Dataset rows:
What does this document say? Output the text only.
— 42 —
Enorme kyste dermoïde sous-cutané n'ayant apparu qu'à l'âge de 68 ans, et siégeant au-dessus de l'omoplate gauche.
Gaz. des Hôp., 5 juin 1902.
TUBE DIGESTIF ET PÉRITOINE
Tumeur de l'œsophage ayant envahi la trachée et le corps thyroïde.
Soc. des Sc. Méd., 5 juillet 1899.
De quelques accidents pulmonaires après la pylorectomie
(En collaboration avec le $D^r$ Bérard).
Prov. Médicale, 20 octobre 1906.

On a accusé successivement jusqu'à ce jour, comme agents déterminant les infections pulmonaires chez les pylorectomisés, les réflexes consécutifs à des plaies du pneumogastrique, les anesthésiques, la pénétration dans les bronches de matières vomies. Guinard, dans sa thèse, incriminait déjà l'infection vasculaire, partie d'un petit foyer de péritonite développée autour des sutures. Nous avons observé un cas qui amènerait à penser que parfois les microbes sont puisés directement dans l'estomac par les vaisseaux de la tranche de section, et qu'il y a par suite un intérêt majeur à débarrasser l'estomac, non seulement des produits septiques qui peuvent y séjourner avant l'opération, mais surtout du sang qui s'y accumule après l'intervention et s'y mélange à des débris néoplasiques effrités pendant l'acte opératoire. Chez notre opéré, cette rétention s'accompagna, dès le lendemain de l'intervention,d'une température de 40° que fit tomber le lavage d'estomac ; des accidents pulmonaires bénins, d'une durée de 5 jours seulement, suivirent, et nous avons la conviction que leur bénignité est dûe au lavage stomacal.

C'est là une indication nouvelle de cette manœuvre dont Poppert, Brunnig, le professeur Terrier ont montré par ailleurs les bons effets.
---
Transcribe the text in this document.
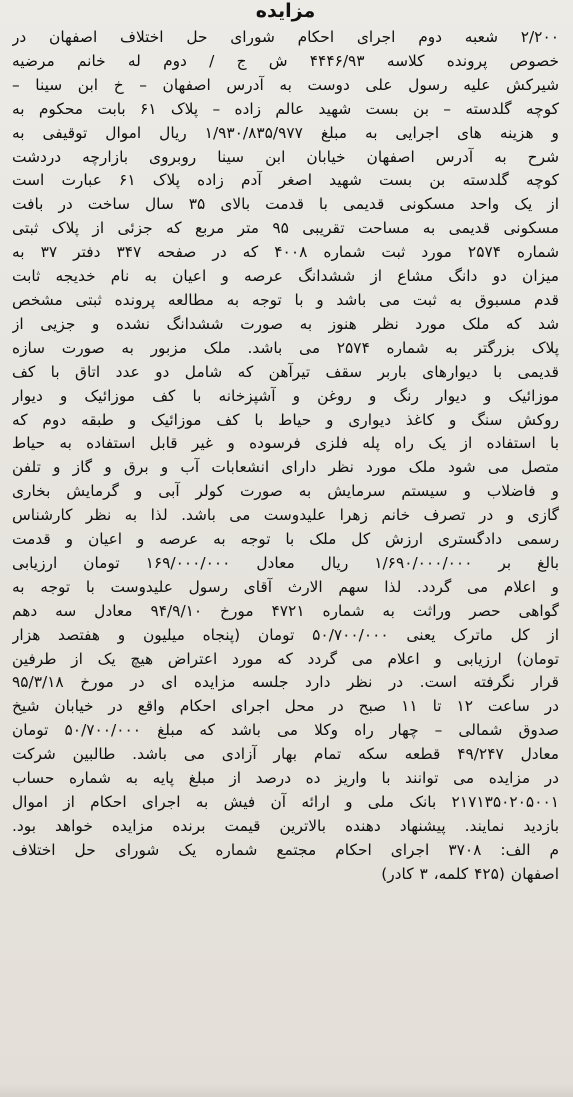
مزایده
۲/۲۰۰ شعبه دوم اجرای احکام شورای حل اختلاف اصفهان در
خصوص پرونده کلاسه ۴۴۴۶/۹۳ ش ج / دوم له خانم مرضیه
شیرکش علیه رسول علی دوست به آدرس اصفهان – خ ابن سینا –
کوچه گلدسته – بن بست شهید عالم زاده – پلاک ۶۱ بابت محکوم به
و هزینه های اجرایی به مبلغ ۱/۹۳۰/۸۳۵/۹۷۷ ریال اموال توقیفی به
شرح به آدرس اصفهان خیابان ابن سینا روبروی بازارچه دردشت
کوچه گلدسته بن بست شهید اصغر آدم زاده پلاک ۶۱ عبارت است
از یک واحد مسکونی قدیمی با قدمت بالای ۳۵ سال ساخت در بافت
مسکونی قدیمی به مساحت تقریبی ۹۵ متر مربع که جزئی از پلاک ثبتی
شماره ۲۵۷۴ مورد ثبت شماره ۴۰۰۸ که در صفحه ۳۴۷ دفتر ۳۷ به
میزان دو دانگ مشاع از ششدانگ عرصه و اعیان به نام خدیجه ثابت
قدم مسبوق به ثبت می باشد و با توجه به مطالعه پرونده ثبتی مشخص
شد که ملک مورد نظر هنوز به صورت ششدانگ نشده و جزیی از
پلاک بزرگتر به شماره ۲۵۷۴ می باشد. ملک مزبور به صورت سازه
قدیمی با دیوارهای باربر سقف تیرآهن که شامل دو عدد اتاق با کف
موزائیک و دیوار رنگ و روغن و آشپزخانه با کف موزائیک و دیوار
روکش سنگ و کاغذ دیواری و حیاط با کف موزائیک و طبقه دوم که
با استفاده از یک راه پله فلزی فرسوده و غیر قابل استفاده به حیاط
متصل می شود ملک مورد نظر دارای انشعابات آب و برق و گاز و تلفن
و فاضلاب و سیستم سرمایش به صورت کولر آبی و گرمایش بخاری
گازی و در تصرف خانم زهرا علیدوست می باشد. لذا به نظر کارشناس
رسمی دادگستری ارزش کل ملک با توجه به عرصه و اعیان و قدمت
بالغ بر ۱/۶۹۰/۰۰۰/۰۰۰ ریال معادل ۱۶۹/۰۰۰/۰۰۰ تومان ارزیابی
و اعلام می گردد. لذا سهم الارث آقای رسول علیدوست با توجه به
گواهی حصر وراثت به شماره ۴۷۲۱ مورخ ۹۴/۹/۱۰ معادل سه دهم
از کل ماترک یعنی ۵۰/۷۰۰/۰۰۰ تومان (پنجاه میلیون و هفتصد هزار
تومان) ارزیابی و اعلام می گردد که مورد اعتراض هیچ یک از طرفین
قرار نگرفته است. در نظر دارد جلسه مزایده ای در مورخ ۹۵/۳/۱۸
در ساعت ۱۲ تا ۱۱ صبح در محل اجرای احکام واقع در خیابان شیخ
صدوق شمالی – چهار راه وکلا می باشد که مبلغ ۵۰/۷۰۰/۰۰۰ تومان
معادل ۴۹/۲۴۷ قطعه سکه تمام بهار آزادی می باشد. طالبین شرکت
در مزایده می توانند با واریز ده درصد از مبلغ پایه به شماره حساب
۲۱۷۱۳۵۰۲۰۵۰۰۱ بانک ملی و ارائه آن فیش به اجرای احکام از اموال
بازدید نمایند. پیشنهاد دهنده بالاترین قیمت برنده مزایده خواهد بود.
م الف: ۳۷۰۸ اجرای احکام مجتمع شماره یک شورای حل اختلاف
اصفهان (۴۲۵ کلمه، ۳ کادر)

● **Aim of the exercise**: Go through the records and copy each line with "شهید" in it.

● **Worked solution**:
کوچه گلدسته – بن بست شهید عالم زاده – پلاک ۶۱ بابت محکوم به
کوچه گلدسته بن بست شهید اصغر آدم زاده پلاک ۶۱ عبارت است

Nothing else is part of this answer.